What to produce ▸
Quote every line below exactly as it reads.

Data for this exercise ▸
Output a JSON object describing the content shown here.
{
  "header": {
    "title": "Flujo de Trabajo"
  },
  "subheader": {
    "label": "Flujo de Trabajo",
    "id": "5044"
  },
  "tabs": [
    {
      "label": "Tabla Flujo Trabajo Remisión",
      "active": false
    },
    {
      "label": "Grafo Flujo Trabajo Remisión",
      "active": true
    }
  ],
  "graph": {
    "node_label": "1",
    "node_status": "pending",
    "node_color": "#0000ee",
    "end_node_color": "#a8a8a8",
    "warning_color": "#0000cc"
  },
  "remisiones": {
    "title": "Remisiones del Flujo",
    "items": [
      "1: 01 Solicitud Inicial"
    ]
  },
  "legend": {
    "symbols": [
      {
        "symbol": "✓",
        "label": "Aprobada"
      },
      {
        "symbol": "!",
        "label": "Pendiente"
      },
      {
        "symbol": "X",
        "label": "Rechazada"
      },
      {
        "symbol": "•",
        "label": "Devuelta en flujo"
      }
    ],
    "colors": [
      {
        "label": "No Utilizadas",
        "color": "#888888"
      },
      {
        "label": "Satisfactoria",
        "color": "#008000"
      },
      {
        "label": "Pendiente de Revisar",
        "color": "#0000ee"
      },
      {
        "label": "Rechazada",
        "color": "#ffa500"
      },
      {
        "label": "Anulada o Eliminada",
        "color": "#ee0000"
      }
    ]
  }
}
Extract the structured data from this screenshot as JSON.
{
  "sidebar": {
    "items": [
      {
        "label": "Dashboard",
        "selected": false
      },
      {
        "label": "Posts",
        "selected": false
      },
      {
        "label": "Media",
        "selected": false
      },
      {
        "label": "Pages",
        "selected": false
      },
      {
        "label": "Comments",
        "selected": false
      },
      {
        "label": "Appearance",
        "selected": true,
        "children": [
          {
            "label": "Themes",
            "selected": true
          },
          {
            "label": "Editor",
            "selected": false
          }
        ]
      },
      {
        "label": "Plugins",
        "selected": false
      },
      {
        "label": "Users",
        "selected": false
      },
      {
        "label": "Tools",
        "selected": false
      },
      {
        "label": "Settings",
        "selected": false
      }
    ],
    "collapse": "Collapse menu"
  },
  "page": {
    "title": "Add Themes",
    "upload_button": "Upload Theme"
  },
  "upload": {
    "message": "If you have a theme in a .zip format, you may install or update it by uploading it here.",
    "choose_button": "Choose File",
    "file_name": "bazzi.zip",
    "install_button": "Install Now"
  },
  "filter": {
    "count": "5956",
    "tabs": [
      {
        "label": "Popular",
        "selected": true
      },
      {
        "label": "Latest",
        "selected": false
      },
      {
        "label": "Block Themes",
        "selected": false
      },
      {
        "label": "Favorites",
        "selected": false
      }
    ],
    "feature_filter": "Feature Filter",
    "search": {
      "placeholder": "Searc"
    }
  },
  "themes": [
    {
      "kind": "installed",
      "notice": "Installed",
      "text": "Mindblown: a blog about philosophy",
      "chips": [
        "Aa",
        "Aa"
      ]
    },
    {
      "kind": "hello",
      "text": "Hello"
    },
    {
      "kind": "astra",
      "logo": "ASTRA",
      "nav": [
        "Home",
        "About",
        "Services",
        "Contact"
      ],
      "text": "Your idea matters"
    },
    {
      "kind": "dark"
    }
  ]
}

Output ▸
Output a JSON object describing the content shown here.
{
  "header": {
    "title": "Flujo de Trabajo"
  },
  "subheader": {
    "label": "Flujo de Trabajo",
    "id": "5044"
  },
  "tabs": [
    {
      "label": "Tabla Flujo Trabajo Remisión",
      "active": false
    },
    {
      "label": "Grafo Flujo Trabajo Remisión",
      "active": true
    }
  ],
  "graph": {
    "node_label": "1",
    "node_status": "pending",
    "node_color": "#0000ee",
    "end_node_color": "#a8a8a8",
    "warning_color": "#0000cc"
  },
  "remisiones": {
    "title": "Remisiones del Flujo",
    "items": [
      "1: 01 Solicitud Inicial"
    ]
  },
  "legend": {
    "symbols": [
      {
        "symbol": "✓",
        "label": "Aprobada"
      },
      {
        "symbol": "!",
        "label": "Pendiente"
      },
      {
        "symbol": "X",
        "label": "Rechazada"
      },
      {
        "symbol": "•",
        "label": "Devuelta en flujo"
      }
    ],
    "colors": [
      {
        "label": "No Utilizadas",
        "color": "#888888"
      },
      {
        "label": "Satisfactoria",
        "color": "#008000"
      },
      {
        "label": "Pendiente de Revisar",
        "color": "#0000ee"
      },
      {
        "label": "Rechazada",
        "color": "#ffa500"
      },
      {
        "label": "Anulada o Eliminada",
        "color": "#ee0000"
      }
    ]
  }
}
Extract the structured data from this screenshot as JSON.
{
  "sidebar": {
    "items": [
      {
        "label": "Dashboard",
        "selected": false
      },
      {
        "label": "Posts",
        "selected": false
      },
      {
        "label": "Media",
        "selected": false
      },
      {
        "label": "Pages",
        "selected": false
      },
      {
        "label": "Comments",
        "selected": false
      },
      {
        "label": "Appearance",
        "selected": true,
        "children": [
          {
            "label": "Themes",
            "selected": true
          },
          {
            "label": "Editor",
            "selected": false
          }
        ]
      },
      {
        "label": "Plugins",
        "selected": false
      },
      {
        "label": "Users",
        "selected": false
      },
      {
        "label": "Tools",
        "selected": false
      },
      {
        "label": "Settings",
        "selected": false
      }
    ],
    "collapse": "Collapse menu"
  },
  "page": {
    "title": "Add Themes",
    "upload_button": "Upload Theme"
  },
  "upload": {
    "message": "If you have a theme in a .zip format, you may install or update it by uploading it here.",
    "choose_button": "Choose File",
    "file_name": "bazzi.zip",
    "install_button": "Install Now"
  },
  "filter": {
    "count": "5956",
    "tabs": [
      {
        "label": "Popular",
        "selected": true
      },
      {
        "label": "Latest",
        "selected": false
      },
      {
        "label": "Block Themes",
        "selected": false
      },
      {
        "label": "Favorites",
        "selected": false
      }
    ],
    "feature_filter": "Feature Filter",
    "search": {
      "placeholder": "Searc"
    }
  },
  "themes": [
    {
      "kind": "installed",
      "notice": "Installed",
      "text": "Mindblown: a blog about philosophy",
      "chips": [
        "Aa",
        "Aa"
      ]
    },
    {
      "kind": "hello",
      "text": "Hello"
    },
    {
      "kind": "astra",
      "logo": "ASTRA",
      "nav": [
        "Home",
        "About",
        "Services",
        "Contact"
      ],
      "text": "Your idea matters"
    },
    {
      "kind": "dark"
    }
  ]
}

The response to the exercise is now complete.